- Instructions to follow
Search the material for "JSON" and show all lines that contain it.

- Data for the task
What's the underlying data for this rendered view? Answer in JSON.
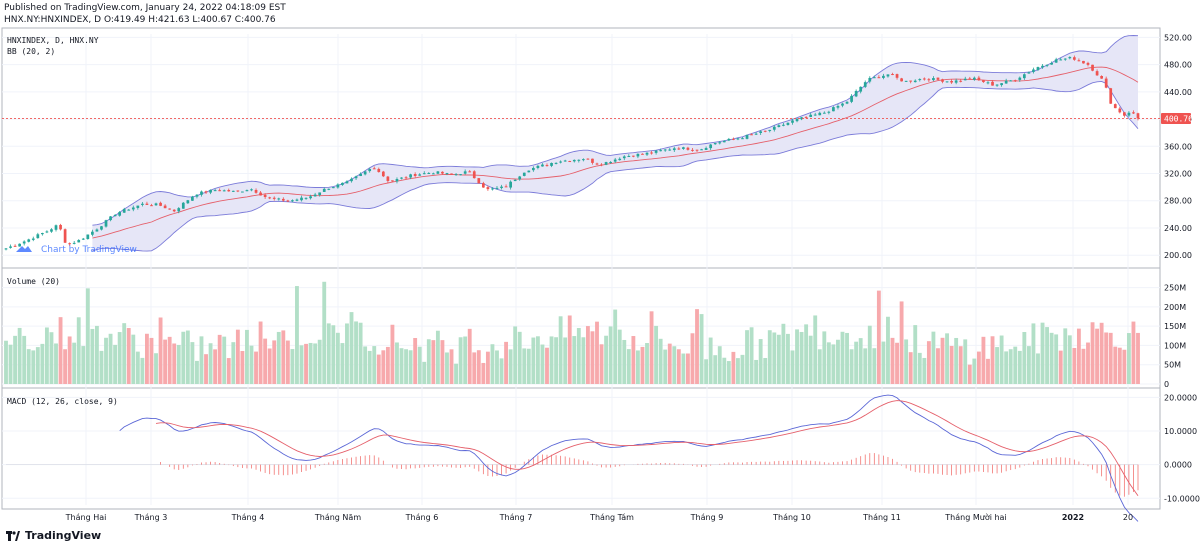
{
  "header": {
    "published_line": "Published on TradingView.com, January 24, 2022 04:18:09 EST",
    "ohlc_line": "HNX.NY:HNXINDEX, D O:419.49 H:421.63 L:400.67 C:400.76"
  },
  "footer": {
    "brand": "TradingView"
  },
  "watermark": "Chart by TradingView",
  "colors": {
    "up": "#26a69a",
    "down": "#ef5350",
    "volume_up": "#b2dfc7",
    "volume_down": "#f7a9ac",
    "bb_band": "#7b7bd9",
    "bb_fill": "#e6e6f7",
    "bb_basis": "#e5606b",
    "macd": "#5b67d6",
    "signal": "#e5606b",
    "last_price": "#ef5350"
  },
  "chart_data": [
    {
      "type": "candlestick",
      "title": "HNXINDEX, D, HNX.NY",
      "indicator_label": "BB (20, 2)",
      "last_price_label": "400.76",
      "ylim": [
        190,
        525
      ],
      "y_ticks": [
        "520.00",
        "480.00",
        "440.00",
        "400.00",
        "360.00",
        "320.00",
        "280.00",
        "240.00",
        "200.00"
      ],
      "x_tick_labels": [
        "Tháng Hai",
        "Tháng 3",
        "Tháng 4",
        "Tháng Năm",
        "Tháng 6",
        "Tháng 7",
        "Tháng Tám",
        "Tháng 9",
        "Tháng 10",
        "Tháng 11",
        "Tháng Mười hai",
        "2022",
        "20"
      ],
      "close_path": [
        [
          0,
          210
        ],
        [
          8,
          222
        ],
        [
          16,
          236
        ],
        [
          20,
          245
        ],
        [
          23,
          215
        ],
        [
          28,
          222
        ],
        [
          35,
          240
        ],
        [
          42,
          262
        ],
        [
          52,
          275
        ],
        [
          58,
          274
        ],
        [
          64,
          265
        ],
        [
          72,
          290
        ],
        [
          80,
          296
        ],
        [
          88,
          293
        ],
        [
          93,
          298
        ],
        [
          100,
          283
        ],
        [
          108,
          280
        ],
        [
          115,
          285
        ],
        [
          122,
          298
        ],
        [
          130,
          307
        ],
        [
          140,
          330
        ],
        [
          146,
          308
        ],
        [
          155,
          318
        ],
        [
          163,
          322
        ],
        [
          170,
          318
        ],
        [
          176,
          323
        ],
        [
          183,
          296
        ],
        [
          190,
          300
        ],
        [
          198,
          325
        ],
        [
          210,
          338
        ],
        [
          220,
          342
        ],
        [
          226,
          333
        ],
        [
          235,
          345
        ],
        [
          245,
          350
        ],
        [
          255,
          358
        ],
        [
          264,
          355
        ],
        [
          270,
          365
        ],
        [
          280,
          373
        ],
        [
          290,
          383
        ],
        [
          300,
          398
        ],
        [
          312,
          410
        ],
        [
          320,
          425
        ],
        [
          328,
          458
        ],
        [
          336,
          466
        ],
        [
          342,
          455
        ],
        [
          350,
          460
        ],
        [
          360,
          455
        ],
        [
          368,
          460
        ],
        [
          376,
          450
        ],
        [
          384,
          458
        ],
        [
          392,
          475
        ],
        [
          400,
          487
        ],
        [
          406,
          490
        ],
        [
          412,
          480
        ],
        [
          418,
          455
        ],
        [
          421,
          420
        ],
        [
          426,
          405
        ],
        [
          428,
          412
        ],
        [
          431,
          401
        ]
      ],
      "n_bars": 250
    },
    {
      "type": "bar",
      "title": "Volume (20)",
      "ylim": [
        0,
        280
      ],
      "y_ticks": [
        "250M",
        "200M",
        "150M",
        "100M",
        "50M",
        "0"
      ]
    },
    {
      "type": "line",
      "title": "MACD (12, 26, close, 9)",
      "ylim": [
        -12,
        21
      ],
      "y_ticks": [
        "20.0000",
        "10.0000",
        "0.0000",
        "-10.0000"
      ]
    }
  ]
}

---

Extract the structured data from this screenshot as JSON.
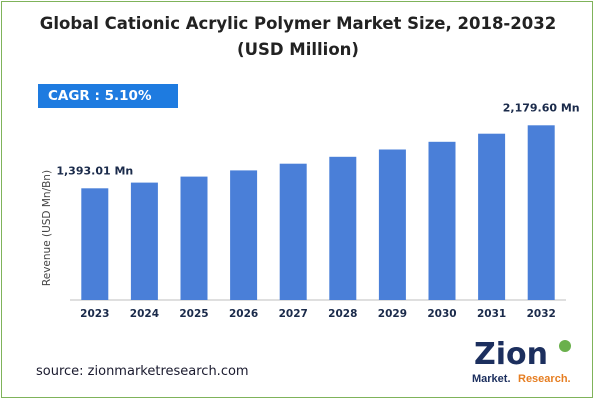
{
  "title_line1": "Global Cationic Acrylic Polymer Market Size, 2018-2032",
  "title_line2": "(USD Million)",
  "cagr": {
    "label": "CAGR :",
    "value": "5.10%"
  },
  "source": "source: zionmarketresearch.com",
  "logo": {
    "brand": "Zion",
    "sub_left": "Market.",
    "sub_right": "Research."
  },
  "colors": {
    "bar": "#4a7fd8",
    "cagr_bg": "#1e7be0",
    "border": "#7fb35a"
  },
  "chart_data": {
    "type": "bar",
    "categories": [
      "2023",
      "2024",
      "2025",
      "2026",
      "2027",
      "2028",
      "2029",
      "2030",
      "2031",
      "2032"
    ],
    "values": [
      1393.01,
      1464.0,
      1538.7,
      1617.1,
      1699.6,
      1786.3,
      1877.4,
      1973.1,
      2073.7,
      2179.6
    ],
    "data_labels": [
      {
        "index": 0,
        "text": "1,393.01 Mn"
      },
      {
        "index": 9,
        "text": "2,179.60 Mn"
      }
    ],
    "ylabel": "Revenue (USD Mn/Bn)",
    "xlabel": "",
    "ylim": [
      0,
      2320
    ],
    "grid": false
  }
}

- Written solution
What's the underlying data for this rendered view? Answer in JSON.
Extract the structured data from this screenshot as JSON.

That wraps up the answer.